> [EXERCISE GOAL]
In the listing below, identify each line with the word "circle" and return those lines.

> [RECORDS PROVIDED]
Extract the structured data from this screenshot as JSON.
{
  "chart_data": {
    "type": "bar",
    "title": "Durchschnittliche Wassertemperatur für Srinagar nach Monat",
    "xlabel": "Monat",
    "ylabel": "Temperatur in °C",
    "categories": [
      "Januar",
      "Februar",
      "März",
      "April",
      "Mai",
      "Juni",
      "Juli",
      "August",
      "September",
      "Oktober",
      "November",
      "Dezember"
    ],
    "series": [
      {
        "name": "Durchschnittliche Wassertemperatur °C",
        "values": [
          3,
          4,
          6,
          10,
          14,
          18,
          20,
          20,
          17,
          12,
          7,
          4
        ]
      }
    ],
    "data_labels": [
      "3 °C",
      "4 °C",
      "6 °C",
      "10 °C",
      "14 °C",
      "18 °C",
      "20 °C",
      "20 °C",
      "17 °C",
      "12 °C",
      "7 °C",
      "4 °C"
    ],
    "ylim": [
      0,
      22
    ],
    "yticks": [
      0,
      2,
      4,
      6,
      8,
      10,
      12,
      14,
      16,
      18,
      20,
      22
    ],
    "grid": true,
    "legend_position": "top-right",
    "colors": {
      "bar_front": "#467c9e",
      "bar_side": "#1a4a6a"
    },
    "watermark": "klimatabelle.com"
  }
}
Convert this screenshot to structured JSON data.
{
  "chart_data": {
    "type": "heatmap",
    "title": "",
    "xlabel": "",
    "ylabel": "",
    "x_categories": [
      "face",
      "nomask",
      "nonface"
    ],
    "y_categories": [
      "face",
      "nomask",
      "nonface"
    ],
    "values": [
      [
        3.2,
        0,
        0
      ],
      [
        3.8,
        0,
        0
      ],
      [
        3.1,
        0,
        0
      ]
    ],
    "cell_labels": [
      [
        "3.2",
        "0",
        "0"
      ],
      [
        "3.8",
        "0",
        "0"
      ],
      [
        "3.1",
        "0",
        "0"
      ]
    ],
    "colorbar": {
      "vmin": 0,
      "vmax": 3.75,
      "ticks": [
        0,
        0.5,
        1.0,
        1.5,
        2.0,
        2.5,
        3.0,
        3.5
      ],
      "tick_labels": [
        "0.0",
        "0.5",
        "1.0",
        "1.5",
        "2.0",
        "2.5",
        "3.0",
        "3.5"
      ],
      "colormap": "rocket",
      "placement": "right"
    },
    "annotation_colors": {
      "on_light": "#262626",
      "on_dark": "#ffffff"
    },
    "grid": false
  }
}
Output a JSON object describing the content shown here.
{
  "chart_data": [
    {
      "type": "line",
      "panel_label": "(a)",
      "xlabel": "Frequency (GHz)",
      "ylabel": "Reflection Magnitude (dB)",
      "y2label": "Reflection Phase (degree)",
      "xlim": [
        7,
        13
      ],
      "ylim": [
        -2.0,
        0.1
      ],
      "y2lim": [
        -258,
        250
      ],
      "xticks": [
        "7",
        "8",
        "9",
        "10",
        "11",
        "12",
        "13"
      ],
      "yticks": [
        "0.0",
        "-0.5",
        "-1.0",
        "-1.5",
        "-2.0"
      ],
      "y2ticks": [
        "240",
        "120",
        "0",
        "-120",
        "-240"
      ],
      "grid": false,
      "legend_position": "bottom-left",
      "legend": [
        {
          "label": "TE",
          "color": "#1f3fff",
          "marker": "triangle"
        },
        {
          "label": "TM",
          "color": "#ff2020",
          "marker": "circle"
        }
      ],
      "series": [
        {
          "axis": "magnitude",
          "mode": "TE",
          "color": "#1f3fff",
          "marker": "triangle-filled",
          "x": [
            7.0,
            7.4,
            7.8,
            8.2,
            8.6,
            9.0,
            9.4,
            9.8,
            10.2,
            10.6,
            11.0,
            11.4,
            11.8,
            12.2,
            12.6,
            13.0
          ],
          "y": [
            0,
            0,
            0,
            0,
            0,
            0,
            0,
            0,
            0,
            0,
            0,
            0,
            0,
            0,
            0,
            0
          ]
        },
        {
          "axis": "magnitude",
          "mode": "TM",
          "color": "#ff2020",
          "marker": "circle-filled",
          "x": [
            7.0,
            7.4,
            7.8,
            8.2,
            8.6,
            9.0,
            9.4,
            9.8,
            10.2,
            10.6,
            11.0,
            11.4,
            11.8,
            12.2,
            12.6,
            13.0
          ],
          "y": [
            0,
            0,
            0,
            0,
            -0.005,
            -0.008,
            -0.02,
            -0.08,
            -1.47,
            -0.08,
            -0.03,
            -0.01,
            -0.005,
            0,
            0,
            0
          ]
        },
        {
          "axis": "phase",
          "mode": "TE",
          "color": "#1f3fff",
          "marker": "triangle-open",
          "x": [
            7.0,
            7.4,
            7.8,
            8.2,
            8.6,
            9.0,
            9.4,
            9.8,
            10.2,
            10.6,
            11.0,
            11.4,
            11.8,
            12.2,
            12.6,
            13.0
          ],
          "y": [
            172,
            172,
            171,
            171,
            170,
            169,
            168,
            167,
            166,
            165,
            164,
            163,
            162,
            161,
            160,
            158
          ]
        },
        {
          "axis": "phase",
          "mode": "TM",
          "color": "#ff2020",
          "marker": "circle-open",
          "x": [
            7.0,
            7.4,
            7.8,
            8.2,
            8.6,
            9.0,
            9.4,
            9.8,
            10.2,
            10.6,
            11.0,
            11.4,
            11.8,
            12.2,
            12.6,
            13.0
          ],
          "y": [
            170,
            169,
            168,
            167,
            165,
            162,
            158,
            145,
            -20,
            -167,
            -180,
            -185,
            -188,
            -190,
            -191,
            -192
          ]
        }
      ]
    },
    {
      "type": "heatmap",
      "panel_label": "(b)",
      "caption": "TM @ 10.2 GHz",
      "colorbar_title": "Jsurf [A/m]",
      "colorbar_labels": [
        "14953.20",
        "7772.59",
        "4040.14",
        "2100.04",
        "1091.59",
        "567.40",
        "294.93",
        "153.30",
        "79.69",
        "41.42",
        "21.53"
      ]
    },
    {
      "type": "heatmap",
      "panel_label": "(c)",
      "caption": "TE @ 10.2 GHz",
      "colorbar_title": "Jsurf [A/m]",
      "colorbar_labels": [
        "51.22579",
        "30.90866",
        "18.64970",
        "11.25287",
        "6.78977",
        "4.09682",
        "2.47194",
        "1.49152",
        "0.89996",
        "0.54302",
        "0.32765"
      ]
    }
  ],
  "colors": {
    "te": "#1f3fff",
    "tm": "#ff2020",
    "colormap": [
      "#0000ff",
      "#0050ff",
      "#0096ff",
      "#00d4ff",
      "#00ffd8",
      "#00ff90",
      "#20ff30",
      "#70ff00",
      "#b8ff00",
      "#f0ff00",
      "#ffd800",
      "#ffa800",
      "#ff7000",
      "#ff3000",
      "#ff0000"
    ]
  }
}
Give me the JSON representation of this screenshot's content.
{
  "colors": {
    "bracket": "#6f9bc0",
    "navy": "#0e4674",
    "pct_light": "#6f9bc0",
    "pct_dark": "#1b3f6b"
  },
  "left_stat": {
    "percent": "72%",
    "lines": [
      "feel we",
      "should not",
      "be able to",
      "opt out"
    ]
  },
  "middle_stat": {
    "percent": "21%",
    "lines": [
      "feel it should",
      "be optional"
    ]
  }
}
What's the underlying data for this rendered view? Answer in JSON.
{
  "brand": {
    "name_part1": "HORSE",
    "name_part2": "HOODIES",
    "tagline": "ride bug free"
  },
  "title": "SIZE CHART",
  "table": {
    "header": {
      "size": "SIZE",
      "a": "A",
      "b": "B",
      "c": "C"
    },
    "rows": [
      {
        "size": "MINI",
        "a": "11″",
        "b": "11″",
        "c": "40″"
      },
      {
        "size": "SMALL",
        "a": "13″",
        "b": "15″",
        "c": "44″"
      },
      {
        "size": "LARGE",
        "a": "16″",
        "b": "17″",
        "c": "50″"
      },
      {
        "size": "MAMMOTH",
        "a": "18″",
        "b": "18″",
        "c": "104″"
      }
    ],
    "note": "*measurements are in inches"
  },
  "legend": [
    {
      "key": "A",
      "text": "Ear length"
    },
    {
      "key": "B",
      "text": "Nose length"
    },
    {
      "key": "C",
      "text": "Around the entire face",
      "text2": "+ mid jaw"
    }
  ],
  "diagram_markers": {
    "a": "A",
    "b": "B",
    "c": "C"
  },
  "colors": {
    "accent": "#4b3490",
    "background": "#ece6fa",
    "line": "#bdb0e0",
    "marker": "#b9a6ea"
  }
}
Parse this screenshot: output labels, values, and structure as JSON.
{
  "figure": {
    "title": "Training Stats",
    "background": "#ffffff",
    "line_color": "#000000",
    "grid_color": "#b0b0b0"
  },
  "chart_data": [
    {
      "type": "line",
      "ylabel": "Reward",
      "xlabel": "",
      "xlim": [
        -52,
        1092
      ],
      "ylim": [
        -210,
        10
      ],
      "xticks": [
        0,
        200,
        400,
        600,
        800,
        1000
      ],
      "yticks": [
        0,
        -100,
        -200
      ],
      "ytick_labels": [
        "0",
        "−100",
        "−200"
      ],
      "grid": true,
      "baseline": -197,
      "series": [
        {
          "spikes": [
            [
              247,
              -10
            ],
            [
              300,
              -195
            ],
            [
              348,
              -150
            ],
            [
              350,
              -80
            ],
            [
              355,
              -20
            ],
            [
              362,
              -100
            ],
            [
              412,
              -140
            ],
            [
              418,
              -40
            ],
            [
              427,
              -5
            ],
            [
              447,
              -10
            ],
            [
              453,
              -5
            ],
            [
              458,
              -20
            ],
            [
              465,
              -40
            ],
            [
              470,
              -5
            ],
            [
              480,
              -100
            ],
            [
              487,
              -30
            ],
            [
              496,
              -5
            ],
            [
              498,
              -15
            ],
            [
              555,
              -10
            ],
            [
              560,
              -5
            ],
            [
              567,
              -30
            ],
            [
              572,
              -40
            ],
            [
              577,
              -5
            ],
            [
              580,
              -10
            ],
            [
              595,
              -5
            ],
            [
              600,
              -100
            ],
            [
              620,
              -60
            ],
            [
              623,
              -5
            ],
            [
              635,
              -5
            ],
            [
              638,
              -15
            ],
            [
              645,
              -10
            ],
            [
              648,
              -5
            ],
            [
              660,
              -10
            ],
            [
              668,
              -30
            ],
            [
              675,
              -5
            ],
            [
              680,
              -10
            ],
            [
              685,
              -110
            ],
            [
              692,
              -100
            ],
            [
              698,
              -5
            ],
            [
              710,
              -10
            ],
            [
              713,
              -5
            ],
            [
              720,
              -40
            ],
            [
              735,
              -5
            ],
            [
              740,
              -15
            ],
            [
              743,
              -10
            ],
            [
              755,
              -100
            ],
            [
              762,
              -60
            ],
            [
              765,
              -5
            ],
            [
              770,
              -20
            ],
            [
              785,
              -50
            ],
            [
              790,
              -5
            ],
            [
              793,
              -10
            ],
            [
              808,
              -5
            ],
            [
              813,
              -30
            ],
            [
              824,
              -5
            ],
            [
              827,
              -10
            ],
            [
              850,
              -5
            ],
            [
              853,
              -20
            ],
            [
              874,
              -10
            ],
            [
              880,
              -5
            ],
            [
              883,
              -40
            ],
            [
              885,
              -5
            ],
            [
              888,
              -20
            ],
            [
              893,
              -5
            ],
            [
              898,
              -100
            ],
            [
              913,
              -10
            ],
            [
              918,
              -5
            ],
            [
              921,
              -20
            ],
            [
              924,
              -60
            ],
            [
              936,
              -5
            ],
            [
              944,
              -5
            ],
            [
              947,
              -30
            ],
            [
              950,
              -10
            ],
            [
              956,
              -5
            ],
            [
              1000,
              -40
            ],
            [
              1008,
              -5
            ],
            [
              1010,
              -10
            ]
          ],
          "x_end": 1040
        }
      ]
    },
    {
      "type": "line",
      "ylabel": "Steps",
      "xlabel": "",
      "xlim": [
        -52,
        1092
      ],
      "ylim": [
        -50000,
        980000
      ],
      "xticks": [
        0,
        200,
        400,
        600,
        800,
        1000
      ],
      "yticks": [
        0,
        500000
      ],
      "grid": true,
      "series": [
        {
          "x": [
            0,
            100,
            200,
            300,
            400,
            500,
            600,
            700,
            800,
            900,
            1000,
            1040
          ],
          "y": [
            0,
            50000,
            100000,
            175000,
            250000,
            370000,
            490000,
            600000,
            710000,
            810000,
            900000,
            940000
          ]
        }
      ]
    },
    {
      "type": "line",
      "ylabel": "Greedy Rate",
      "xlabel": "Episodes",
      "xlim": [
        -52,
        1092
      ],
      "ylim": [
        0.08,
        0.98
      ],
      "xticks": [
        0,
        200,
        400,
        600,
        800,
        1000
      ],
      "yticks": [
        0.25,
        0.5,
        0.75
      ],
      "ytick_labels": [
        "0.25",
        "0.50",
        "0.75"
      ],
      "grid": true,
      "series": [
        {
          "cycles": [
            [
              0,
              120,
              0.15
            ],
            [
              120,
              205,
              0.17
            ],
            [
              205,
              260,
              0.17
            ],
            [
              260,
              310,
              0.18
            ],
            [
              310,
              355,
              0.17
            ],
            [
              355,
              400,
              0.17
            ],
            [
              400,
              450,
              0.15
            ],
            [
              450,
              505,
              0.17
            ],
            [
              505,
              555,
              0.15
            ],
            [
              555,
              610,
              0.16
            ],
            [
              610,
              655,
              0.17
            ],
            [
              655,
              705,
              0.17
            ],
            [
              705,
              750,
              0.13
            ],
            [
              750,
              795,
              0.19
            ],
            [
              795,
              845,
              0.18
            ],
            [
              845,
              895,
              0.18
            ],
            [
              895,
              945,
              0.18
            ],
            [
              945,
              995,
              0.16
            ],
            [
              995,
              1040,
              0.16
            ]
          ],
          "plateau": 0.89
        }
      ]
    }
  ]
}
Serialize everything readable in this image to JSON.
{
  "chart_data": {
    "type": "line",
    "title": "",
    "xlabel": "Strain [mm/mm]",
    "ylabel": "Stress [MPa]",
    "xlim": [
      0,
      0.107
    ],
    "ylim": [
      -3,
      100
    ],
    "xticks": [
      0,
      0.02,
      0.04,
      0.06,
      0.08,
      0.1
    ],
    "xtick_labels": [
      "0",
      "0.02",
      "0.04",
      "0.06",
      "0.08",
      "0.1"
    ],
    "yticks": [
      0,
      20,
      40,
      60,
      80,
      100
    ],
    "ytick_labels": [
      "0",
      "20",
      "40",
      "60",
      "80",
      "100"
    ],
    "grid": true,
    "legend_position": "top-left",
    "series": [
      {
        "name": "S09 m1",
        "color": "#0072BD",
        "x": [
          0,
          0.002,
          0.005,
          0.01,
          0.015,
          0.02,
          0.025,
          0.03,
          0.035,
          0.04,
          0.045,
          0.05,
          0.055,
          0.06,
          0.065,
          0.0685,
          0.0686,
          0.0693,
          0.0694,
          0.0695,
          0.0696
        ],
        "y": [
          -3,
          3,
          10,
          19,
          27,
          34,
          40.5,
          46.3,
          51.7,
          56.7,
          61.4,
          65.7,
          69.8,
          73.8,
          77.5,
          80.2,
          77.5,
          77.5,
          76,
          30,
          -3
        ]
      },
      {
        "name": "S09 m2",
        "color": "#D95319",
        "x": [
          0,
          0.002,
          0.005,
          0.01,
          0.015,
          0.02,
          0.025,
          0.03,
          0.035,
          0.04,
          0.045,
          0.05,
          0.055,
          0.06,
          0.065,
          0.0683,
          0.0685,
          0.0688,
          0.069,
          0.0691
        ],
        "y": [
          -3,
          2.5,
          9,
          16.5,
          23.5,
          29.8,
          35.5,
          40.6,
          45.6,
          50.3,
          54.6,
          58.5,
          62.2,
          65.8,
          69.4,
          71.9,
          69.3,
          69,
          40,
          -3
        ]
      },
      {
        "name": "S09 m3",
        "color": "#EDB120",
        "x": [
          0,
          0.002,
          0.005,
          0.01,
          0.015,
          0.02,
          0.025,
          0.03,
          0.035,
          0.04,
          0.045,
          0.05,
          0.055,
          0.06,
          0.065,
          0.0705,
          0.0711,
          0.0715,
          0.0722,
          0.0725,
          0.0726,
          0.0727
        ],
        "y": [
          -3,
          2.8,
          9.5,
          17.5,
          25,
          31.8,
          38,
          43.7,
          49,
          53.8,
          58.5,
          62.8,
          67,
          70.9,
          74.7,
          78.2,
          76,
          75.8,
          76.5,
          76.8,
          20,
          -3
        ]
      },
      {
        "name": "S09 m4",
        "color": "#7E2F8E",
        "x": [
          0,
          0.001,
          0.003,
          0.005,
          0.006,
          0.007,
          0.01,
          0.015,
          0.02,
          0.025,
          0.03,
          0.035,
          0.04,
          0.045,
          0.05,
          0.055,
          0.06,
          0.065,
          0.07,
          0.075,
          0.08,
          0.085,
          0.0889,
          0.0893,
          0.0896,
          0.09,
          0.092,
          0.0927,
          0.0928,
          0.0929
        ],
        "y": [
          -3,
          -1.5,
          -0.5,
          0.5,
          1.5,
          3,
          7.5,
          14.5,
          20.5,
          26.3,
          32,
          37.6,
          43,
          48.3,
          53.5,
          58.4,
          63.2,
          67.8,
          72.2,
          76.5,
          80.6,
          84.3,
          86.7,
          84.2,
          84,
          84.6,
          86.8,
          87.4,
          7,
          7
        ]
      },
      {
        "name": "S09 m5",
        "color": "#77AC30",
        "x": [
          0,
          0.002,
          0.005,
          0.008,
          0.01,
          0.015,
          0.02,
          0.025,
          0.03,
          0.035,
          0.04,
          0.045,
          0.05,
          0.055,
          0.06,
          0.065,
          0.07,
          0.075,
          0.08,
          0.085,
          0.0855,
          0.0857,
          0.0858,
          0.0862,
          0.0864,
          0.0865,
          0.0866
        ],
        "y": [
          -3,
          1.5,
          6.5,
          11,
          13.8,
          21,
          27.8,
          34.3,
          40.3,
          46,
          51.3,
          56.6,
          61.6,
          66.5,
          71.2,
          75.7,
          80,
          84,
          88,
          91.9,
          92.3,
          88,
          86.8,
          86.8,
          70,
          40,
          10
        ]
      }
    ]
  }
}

> [OUTPUT OF THE EXERCISE]
          "marker": "circle"
          "marker": "circle-filled",
          "marker": "circle-open",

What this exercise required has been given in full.